+++ LISTED RECORDS

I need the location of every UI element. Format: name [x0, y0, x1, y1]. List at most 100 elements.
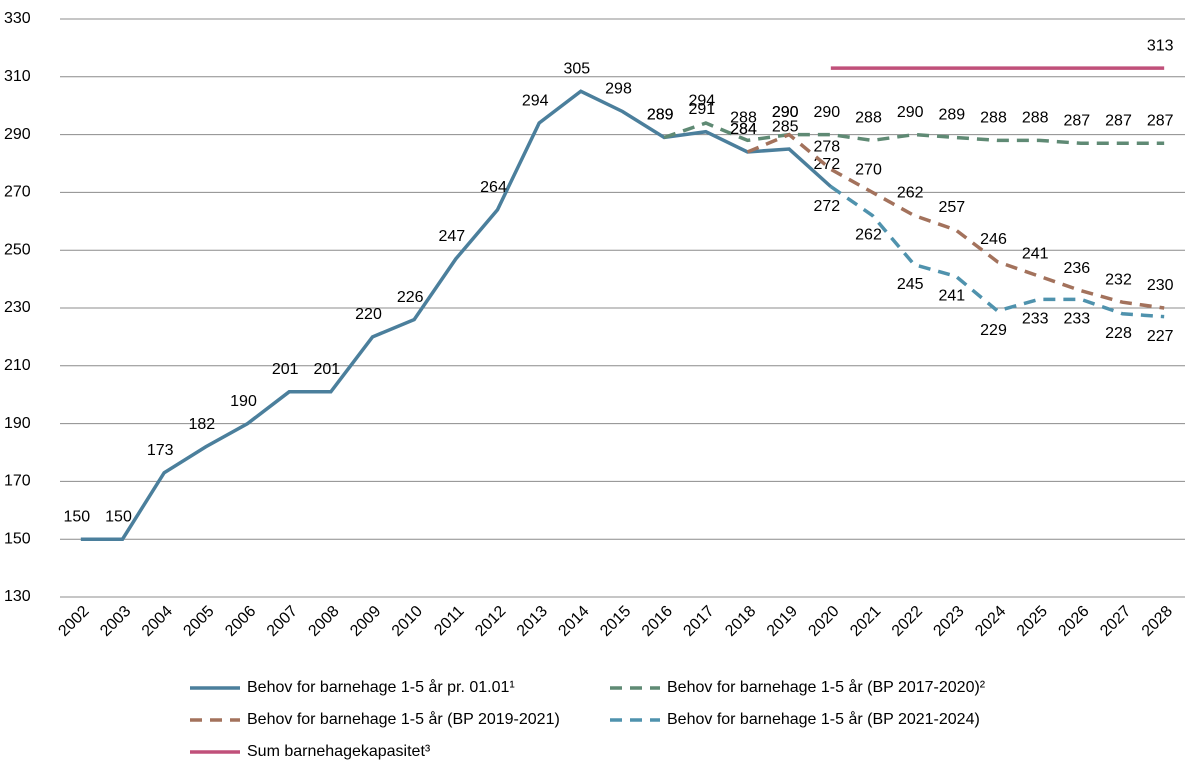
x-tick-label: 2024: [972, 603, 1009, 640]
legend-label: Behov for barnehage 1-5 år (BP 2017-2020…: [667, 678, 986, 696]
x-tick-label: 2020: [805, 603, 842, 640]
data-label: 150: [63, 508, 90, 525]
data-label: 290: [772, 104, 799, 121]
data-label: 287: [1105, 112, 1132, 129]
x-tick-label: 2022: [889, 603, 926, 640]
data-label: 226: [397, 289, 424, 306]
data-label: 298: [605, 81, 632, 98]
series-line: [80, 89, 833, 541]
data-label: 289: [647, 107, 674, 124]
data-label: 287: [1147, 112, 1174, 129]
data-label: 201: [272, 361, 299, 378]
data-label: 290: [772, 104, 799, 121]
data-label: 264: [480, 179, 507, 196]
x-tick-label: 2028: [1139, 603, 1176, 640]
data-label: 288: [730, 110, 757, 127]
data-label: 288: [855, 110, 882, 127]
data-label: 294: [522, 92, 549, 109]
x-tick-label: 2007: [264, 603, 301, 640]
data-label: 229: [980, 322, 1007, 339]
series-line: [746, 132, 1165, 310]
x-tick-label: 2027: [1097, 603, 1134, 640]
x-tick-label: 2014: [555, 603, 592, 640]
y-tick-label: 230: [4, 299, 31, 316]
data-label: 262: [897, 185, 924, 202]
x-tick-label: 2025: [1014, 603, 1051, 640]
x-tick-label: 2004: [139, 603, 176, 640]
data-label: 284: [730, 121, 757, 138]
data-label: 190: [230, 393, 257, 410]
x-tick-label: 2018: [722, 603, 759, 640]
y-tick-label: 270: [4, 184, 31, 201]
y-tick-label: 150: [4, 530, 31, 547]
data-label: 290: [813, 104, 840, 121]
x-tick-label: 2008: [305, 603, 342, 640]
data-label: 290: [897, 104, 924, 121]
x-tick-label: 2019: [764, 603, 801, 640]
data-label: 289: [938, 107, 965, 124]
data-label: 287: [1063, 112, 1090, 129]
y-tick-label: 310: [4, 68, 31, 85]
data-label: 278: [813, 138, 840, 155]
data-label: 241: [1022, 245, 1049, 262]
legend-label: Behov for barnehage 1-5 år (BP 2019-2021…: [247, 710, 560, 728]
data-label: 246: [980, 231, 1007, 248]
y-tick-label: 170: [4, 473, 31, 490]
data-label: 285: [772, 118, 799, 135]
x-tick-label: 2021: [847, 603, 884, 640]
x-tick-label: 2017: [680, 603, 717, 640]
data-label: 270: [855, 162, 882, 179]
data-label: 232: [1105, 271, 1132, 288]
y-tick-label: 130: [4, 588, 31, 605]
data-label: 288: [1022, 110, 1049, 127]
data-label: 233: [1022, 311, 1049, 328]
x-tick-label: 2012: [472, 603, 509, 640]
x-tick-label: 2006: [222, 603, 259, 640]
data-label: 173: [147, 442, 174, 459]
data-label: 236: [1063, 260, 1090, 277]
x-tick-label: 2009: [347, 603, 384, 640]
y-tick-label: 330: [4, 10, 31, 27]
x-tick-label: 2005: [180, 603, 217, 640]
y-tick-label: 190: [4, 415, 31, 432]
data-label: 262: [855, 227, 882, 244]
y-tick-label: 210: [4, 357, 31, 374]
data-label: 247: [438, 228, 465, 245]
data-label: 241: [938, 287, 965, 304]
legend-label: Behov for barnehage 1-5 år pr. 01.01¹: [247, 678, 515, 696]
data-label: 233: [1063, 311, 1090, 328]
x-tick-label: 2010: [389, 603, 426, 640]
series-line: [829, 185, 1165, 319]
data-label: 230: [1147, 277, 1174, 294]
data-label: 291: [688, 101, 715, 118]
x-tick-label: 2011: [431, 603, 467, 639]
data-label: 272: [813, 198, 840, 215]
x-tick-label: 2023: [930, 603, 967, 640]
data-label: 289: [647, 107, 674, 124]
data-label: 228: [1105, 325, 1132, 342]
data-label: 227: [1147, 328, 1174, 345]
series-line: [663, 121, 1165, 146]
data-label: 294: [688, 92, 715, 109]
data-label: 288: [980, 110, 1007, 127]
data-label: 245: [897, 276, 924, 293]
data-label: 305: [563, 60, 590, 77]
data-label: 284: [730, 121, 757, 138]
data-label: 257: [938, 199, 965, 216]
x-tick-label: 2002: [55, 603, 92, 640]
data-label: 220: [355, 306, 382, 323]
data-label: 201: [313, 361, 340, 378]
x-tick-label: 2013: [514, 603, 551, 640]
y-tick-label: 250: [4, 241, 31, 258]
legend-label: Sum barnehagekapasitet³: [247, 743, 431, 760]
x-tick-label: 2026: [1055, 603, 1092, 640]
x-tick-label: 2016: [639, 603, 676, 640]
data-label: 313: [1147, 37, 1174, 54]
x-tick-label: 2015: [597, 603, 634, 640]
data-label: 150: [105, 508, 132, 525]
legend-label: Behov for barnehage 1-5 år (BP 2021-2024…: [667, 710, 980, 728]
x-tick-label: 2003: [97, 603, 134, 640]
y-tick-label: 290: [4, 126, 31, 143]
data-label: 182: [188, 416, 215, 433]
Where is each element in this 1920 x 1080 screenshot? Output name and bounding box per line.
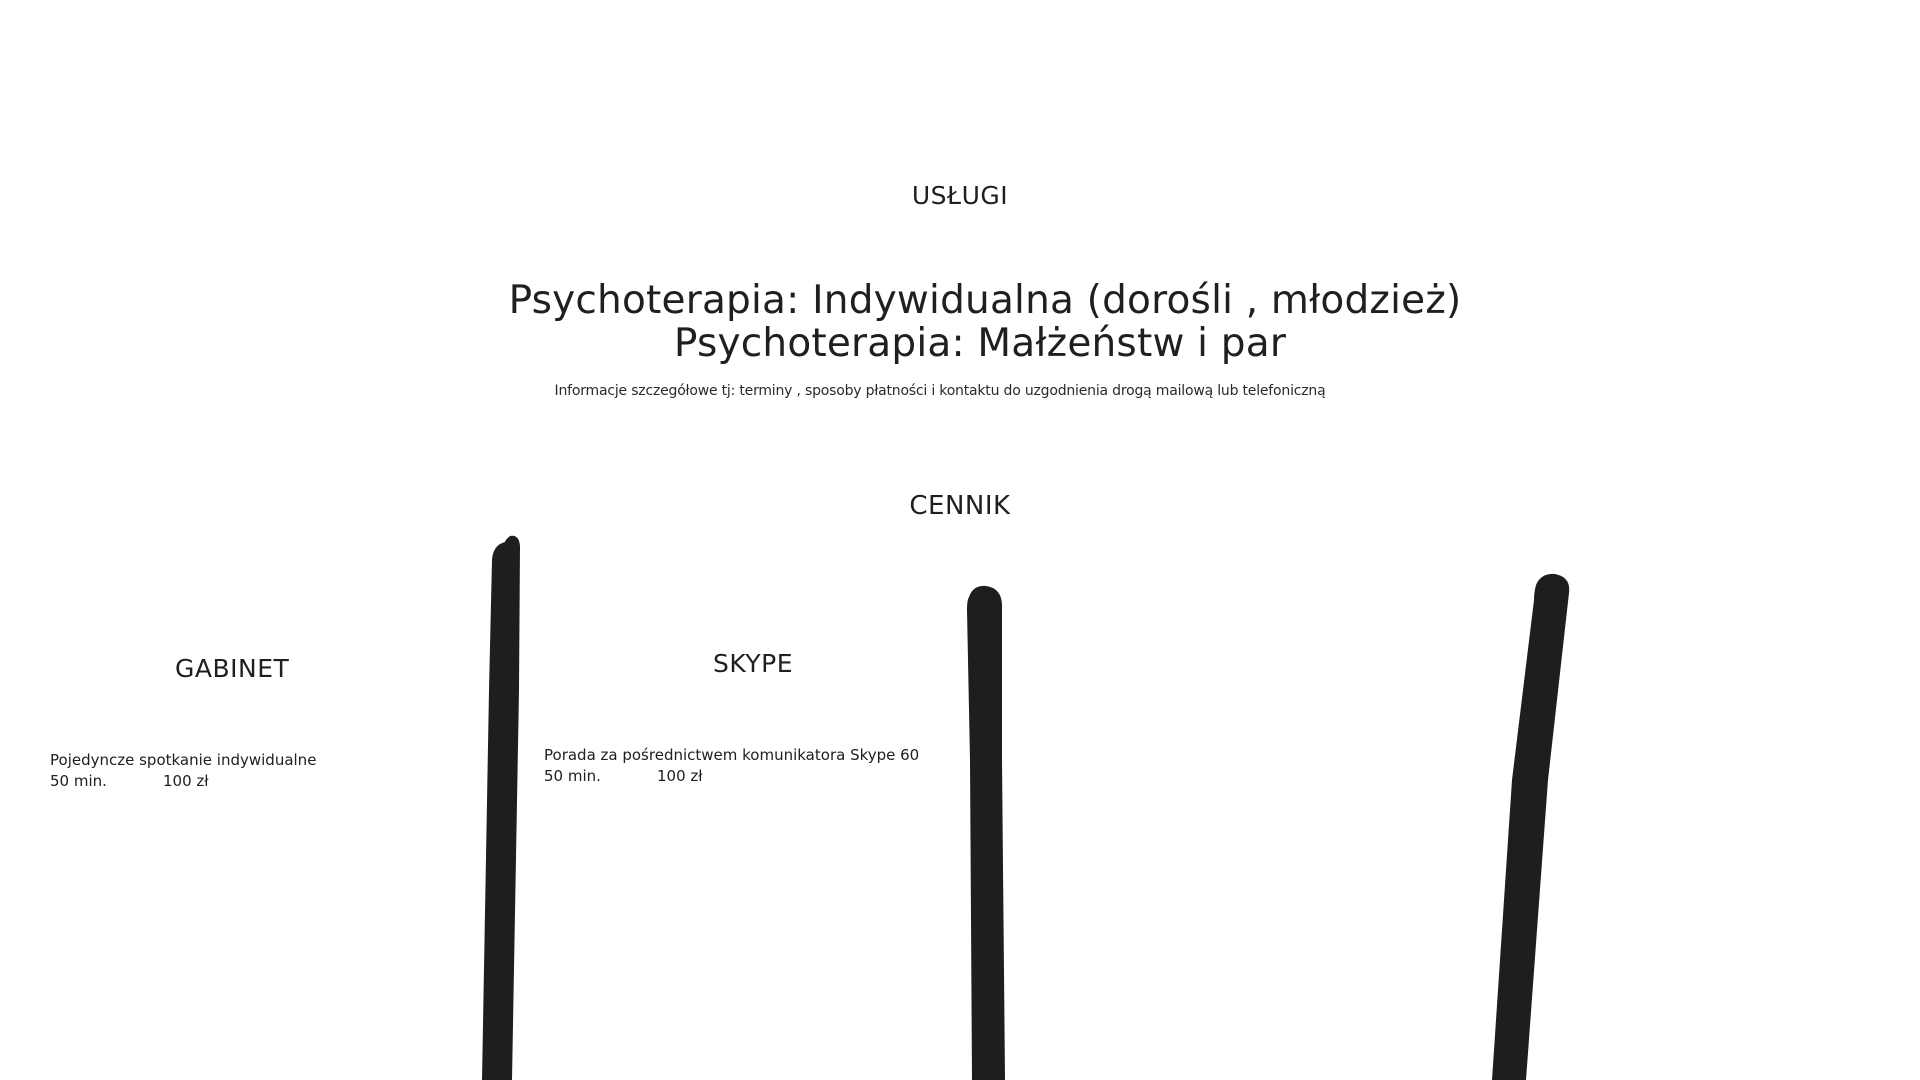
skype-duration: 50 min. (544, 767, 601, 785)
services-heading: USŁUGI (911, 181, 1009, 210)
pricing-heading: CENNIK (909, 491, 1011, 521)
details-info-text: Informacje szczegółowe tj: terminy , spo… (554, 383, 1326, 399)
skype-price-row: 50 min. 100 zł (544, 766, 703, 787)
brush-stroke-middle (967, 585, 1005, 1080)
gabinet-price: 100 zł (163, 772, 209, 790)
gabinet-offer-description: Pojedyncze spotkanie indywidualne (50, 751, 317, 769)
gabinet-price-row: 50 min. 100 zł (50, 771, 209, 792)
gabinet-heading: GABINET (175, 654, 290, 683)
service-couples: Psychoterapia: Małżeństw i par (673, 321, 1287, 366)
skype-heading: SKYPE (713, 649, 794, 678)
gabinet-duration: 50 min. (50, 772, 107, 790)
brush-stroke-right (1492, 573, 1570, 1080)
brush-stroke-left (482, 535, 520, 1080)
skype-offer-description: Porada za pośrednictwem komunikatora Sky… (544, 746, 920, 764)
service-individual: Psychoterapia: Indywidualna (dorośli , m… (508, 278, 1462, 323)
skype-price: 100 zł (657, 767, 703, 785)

++++++

* **WHAT NEEDS TO BE DONE**
Edit all of the rows above so that "data-label" becomes "value-label" wherever it appears, and keep everything else unchanged. Leave the pictures out of your answer.

* **THE ANSWER**
I need the location of every UI element. Format: name [x0, y0, x1, y1]. List at most 100 elements.
x-tick-label: 2024: [972, 603, 1009, 640]
legend-label: Behov for barnehage 1-5 år (BP 2017-2020…: [667, 678, 986, 696]
x-tick-label: 2020: [805, 603, 842, 640]
value-label: 150: [63, 508, 90, 525]
value-label: 290: [772, 104, 799, 121]
value-label: 287: [1105, 112, 1132, 129]
x-tick-label: 2022: [889, 603, 926, 640]
value-label: 226: [397, 289, 424, 306]
value-label: 298: [605, 81, 632, 98]
series-line: [80, 89, 833, 541]
value-label: 289: [647, 107, 674, 124]
value-label: 287: [1147, 112, 1174, 129]
value-label: 201: [272, 361, 299, 378]
value-label: 290: [772, 104, 799, 121]
value-label: 264: [480, 179, 507, 196]
x-tick-label: 2028: [1139, 603, 1176, 640]
value-label: 288: [730, 110, 757, 127]
value-label: 288: [855, 110, 882, 127]
value-label: 294: [522, 92, 549, 109]
x-tick-label: 2007: [264, 603, 301, 640]
value-label: 229: [980, 322, 1007, 339]
series-line: [746, 132, 1165, 310]
x-tick-label: 2027: [1097, 603, 1134, 640]
x-tick-label: 2014: [555, 603, 592, 640]
y-tick-label: 230: [4, 299, 31, 316]
value-label: 262: [897, 185, 924, 202]
x-tick-label: 2025: [1014, 603, 1051, 640]
x-tick-label: 2004: [139, 603, 176, 640]
value-label: 284: [730, 121, 757, 138]
value-label: 190: [230, 393, 257, 410]
x-tick-label: 2018: [722, 603, 759, 640]
y-tick-label: 270: [4, 184, 31, 201]
y-tick-label: 150: [4, 530, 31, 547]
value-label: 290: [813, 104, 840, 121]
x-tick-label: 2008: [305, 603, 342, 640]
value-label: 290: [897, 104, 924, 121]
x-tick-label: 2019: [764, 603, 801, 640]
value-label: 289: [938, 107, 965, 124]
value-label: 287: [1063, 112, 1090, 129]
y-tick-label: 310: [4, 68, 31, 85]
value-label: 278: [813, 138, 840, 155]
value-label: 241: [1022, 245, 1049, 262]
legend-label: Behov for barnehage 1-5 år (BP 2019-2021…: [247, 710, 560, 728]
value-label: 246: [980, 231, 1007, 248]
y-tick-label: 170: [4, 473, 31, 490]
value-label: 285: [772, 118, 799, 135]
x-tick-label: 2021: [847, 603, 884, 640]
x-tick-label: 2017: [680, 603, 717, 640]
value-label: 270: [855, 162, 882, 179]
value-label: 232: [1105, 271, 1132, 288]
y-tick-label: 130: [4, 588, 31, 605]
value-label: 288: [1022, 110, 1049, 127]
value-label: 233: [1022, 311, 1049, 328]
x-tick-label: 2012: [472, 603, 509, 640]
x-tick-label: 2006: [222, 603, 259, 640]
value-label: 173: [147, 442, 174, 459]
value-label: 236: [1063, 260, 1090, 277]
x-tick-label: 2009: [347, 603, 384, 640]
y-tick-label: 330: [4, 10, 31, 27]
x-tick-label: 2005: [180, 603, 217, 640]
y-tick-label: 190: [4, 415, 31, 432]
value-label: 262: [855, 227, 882, 244]
y-tick-label: 210: [4, 357, 31, 374]
value-label: 247: [438, 228, 465, 245]
value-label: 241: [938, 287, 965, 304]
legend-label: Behov for barnehage 1-5 år pr. 01.01¹: [247, 678, 515, 696]
value-label: 233: [1063, 311, 1090, 328]
x-tick-label: 2010: [389, 603, 426, 640]
series-line: [829, 185, 1165, 319]
value-label: 230: [1147, 277, 1174, 294]
value-label: 291: [688, 101, 715, 118]
x-tick-label: 2011: [431, 603, 467, 639]
value-label: 272: [813, 198, 840, 215]
x-tick-label: 2023: [930, 603, 967, 640]
value-label: 289: [647, 107, 674, 124]
value-label: 228: [1105, 325, 1132, 342]
value-label: 227: [1147, 328, 1174, 345]
series-line: [663, 121, 1165, 146]
value-label: 294: [688, 92, 715, 109]
value-label: 288: [980, 110, 1007, 127]
value-label: 245: [897, 276, 924, 293]
value-label: 305: [563, 60, 590, 77]
value-label: 284: [730, 121, 757, 138]
value-label: 257: [938, 199, 965, 216]
x-tick-label: 2002: [55, 603, 92, 640]
value-label: 220: [355, 306, 382, 323]
value-label: 201: [313, 361, 340, 378]
x-tick-label: 2013: [514, 603, 551, 640]
y-tick-label: 250: [4, 241, 31, 258]
legend-label: Sum barnehagekapasitet³: [247, 743, 431, 760]
x-tick-label: 2026: [1055, 603, 1092, 640]
x-tick-label: 2016: [639, 603, 676, 640]
value-label: 313: [1147, 37, 1174, 54]
x-tick-label: 2015: [597, 603, 634, 640]
value-label: 150: [105, 508, 132, 525]
legend-label: Behov for barnehage 1-5 år (BP 2021-2024…: [667, 710, 980, 728]
x-tick-label: 2003: [97, 603, 134, 640]
y-tick-label: 290: [4, 126, 31, 143]
value-label: 182: [188, 416, 215, 433]
Where is each element in this 1920 x 1080 screenshot? Output name and bounding box per line.
skype-duration: 50 min. (544, 767, 601, 785)
services-heading: USŁUGI (911, 181, 1009, 210)
pricing-heading: CENNIK (909, 491, 1011, 521)
details-info-text: Informacje szczegółowe tj: terminy , spo… (554, 383, 1326, 399)
skype-price-row: 50 min. 100 zł (544, 766, 703, 787)
brush-stroke-middle (967, 585, 1005, 1080)
gabinet-price: 100 zł (163, 772, 209, 790)
gabinet-offer-description: Pojedyncze spotkanie indywidualne (50, 751, 317, 769)
gabinet-price-row: 50 min. 100 zł (50, 771, 209, 792)
gabinet-heading: GABINET (175, 654, 290, 683)
service-couples: Psychoterapia: Małżeństw i par (673, 321, 1287, 366)
skype-heading: SKYPE (713, 649, 794, 678)
gabinet-duration: 50 min. (50, 772, 107, 790)
brush-stroke-right (1492, 573, 1570, 1080)
brush-stroke-left (482, 535, 520, 1080)
skype-offer-description: Porada za pośrednictwem komunikatora Sky… (544, 746, 920, 764)
service-individual: Psychoterapia: Indywidualna (dorośli , m… (508, 278, 1462, 323)
skype-price: 100 zł (657, 767, 703, 785)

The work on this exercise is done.